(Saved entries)
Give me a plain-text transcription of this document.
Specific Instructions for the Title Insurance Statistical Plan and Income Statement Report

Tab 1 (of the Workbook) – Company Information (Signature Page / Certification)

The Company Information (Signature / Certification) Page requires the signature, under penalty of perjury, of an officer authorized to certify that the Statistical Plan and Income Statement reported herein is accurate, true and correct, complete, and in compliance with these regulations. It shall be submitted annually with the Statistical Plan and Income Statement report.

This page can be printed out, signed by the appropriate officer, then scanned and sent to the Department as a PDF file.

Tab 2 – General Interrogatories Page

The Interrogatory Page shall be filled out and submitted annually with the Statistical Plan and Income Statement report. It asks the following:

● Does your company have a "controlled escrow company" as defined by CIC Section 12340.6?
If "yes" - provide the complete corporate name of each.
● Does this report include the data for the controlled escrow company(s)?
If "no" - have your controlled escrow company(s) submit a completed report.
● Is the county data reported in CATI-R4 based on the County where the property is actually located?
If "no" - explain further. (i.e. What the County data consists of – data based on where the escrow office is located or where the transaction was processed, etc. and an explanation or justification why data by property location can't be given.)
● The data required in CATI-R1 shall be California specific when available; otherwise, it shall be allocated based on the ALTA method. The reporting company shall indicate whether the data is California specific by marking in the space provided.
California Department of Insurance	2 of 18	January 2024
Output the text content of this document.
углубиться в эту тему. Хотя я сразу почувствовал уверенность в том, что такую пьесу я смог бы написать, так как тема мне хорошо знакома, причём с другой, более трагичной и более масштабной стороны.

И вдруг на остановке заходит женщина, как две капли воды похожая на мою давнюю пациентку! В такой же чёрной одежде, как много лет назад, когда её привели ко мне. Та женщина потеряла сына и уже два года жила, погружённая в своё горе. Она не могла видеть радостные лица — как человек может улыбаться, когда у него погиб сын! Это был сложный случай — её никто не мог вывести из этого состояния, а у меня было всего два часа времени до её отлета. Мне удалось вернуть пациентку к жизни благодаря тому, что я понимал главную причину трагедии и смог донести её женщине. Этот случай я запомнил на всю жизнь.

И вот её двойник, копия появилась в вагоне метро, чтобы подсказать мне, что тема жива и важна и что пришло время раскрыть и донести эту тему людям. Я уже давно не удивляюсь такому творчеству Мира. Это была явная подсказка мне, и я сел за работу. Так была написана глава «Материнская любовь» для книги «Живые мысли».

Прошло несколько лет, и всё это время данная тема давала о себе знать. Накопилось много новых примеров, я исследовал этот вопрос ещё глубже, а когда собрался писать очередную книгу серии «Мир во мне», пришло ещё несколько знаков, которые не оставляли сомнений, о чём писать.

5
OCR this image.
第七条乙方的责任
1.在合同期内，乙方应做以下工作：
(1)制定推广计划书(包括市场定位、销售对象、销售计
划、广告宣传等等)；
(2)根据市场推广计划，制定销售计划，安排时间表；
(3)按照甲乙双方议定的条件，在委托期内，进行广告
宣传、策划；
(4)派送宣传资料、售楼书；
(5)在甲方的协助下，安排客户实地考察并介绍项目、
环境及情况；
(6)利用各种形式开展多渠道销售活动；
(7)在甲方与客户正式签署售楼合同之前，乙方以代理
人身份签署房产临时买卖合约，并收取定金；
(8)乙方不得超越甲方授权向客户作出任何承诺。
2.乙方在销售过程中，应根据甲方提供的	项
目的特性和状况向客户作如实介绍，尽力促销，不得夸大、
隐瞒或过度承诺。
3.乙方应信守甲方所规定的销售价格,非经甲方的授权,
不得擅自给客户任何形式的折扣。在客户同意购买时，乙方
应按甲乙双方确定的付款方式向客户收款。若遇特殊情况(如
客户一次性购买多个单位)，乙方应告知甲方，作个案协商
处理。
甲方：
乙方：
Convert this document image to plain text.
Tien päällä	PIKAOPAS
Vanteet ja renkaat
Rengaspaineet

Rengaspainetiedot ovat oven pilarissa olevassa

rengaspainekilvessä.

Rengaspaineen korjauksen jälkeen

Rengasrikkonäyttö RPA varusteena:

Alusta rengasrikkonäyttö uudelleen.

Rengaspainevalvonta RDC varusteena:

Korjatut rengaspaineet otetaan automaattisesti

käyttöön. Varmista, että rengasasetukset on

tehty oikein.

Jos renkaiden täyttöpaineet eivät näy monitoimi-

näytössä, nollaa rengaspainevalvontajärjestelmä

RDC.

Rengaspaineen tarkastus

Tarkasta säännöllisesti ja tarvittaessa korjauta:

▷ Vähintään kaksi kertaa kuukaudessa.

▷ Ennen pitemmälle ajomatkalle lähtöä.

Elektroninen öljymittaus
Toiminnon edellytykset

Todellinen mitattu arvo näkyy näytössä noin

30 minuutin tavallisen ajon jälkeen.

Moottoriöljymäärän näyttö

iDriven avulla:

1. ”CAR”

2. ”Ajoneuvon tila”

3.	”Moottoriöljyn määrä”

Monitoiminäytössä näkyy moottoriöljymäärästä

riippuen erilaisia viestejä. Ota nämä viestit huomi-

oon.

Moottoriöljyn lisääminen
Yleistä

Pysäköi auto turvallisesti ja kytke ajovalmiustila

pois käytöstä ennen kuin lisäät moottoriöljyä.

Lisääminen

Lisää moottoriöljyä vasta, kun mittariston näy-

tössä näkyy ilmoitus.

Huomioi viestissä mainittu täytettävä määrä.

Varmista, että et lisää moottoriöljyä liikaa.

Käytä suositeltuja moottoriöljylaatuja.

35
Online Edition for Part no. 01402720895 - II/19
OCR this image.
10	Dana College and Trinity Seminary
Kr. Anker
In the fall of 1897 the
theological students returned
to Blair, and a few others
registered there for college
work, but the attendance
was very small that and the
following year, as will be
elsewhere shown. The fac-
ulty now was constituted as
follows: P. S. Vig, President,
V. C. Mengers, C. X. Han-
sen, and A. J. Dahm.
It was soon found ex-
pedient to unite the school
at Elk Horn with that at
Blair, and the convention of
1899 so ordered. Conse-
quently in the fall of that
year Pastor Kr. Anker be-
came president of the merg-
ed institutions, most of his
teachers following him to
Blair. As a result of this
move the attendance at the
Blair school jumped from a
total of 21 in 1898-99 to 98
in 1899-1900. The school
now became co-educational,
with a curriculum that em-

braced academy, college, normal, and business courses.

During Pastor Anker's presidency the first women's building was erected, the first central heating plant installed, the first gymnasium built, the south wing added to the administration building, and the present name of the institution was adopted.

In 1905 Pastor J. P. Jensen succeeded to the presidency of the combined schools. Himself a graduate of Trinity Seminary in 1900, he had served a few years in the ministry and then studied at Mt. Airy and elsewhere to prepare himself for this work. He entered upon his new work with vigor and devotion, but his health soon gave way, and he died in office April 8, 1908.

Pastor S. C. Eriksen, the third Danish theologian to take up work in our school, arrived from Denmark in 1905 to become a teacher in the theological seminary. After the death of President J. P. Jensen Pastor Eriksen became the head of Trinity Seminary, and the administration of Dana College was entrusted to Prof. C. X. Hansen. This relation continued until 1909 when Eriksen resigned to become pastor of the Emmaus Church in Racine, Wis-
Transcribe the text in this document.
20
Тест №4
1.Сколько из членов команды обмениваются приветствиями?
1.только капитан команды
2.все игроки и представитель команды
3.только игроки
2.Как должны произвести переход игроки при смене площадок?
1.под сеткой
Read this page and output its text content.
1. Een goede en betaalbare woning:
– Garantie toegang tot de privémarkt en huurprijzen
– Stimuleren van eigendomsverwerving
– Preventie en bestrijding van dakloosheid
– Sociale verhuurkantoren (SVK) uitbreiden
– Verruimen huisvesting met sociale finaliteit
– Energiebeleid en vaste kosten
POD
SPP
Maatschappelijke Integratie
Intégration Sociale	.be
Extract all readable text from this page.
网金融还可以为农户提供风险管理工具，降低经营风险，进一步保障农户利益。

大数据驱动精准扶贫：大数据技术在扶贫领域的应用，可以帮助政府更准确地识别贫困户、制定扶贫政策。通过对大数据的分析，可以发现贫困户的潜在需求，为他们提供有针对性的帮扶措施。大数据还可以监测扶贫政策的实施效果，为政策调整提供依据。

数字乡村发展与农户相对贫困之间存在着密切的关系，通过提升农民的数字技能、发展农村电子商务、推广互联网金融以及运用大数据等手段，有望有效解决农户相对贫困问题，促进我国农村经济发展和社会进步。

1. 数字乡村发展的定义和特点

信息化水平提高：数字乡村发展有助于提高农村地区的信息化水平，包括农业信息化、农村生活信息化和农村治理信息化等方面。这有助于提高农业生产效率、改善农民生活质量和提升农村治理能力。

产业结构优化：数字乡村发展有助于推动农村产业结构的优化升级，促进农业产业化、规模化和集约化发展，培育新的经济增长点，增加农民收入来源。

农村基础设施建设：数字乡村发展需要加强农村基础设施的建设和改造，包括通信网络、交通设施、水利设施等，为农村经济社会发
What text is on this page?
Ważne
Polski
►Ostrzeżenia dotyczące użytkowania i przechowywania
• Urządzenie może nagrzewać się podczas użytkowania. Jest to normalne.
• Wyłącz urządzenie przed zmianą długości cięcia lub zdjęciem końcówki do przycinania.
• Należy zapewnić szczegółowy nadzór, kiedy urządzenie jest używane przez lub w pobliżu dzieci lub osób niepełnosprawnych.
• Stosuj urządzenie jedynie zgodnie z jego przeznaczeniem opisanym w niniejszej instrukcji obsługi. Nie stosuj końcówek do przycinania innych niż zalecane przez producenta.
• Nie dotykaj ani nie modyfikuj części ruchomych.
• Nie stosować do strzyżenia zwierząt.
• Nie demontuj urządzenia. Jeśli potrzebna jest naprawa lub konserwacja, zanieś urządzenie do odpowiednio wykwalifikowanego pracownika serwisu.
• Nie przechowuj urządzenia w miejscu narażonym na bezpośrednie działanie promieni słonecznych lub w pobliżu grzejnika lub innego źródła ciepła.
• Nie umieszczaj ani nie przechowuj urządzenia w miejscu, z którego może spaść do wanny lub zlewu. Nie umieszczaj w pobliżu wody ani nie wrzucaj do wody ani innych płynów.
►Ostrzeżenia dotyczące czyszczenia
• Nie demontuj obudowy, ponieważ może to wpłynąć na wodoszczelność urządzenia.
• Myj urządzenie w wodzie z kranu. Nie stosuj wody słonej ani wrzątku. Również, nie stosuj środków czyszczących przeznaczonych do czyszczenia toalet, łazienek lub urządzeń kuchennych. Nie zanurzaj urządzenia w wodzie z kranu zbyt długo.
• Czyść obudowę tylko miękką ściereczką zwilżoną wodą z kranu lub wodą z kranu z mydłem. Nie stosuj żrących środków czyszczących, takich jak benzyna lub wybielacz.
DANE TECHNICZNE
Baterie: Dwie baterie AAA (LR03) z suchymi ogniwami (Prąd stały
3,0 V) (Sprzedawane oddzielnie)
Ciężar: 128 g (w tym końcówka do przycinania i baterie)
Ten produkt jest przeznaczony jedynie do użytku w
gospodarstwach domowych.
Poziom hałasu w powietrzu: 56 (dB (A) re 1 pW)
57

WORK TO DO: Pick out every line of the listing containing the word "from", and show those lines.

TASK RESULT:
Blair school jumped from a
Pastor S. C. Eriksen, the third Danish theologian to take up work in our school, arrived from Denmark in 1905 to become a teacher in the theological seminary. After the death of President J. P. Jensen Pastor Eriksen became the head of Trinity Seminary, and the administration of Dana College was entrusted to Prof. C. X. Hansen. This relation continued until 1909 when Eriksen resigned to become pastor of the Emmaus Church in Racine, Wis-
Extract all readable text from this page.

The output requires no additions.